— Problem to work on —
Every entry must be given again exactly.

— Dataset content —
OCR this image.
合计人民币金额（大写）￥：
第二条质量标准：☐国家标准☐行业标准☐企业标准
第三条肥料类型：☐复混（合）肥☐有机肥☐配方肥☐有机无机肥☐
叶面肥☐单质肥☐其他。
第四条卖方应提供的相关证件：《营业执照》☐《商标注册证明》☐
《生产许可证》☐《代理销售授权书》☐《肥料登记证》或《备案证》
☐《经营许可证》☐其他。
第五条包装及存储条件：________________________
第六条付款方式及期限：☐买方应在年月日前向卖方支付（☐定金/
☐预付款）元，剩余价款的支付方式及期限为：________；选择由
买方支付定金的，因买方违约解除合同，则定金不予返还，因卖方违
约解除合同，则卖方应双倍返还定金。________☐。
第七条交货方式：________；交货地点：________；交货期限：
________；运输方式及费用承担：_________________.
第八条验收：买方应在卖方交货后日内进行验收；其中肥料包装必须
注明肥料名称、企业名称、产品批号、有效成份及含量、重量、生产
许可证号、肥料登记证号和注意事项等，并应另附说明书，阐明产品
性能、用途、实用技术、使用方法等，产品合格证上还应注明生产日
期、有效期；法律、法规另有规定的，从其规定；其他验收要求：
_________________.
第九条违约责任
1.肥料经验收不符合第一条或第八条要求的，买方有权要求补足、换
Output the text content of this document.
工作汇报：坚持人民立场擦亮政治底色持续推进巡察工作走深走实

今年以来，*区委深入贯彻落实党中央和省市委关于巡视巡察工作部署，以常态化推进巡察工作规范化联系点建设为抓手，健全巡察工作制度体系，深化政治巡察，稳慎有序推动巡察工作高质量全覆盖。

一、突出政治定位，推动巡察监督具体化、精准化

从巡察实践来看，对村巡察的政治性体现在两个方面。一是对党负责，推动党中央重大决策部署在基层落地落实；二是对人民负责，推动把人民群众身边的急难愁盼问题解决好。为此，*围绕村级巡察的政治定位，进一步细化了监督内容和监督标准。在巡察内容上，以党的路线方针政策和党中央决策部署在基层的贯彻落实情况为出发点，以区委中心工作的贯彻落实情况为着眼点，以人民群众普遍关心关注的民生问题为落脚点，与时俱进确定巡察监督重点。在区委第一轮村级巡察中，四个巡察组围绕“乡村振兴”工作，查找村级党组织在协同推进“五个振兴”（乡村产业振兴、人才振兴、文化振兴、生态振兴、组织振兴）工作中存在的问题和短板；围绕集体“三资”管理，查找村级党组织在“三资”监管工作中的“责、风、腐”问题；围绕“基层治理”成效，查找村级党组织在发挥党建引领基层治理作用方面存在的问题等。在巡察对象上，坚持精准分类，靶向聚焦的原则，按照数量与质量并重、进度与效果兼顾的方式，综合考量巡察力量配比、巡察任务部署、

— Response for this exercise —
OCR this image.
合计人民币金额（大写）￥：
第二条质量标准：☐国家标准☐行业标准☐企业标准
第三条肥料类型：☐复混（合）肥☐有机肥☐配方肥☐有机无机肥☐
叶面肥☐单质肥☐其他。
第四条卖方应提供的相关证件：《营业执照》☐《商标注册证明》☐
《生产许可证》☐《代理销售授权书》☐《肥料登记证》或《备案证》
☐《经营许可证》☐其他。
第五条包装及存储条件：________________________
第六条付款方式及期限：☐买方应在年月日前向卖方支付（☐定金/
☐预付款）元，剩余价款的支付方式及期限为：________；选择由
买方支付定金的，因买方违约解除合同，则定金不予返还，因卖方违
约解除合同，则卖方应双倍返还定金。________☐。
第七条交货方式：________；交货地点：________；交货期限：
________；运输方式及费用承担：_________________.
第八条验收：买方应在卖方交货后日内进行验收；其中肥料包装必须
注明肥料名称、企业名称、产品批号、有效成份及含量、重量、生产
许可证号、肥料登记证号和注意事项等，并应另附说明书，阐明产品
性能、用途、实用技术、使用方法等，产品合格证上还应注明生产日
期、有效期；法律、法规另有规定的，从其规定；其他验收要求：
_________________.
第九条违约责任
1.肥料经验收不符合第一条或第八条要求的，买方有权要求补足、换
Output the text content of this document.
工作汇报：坚持人民立场擦亮政治底色持续推进巡察工作走深走实

今年以来，*区委深入贯彻落实党中央和省市委关于巡视巡察工作部署，以常态化推进巡察工作规范化联系点建设为抓手，健全巡察工作制度体系，深化政治巡察，稳慎有序推动巡察工作高质量全覆盖。

一、突出政治定位，推动巡察监督具体化、精准化

从巡察实践来看，对村巡察的政治性体现在两个方面。一是对党负责，推动党中央重大决策部署在基层落地落实；二是对人民负责，推动把人民群众身边的急难愁盼问题解决好。为此，*围绕村级巡察的政治定位，进一步细化了监督内容和监督标准。在巡察内容上，以党的路线方针政策和党中央决策部署在基层的贯彻落实情况为出发点，以区委中心工作的贯彻落实情况为着眼点，以人民群众普遍关心关注的民生问题为落脚点，与时俱进确定巡察监督重点。在区委第一轮村级巡察中，四个巡察组围绕“乡村振兴”工作，查找村级党组织在协同推进“五个振兴”（乡村产业振兴、人才振兴、文化振兴、生态振兴、组织振兴）工作中存在的问题和短板；围绕集体“三资”管理，查找村级党组织在“三资”监管工作中的“责、风、腐”问题；围绕“基层治理”成效，查找村级党组织在发挥党建引领基层治理作用方面存在的问题等。在巡察对象上，坚持精准分类，靶向聚焦的原则，按照数量与质量并重、进度与效果兼顾的方式，综合考量巡察力量配比、巡察任务部署、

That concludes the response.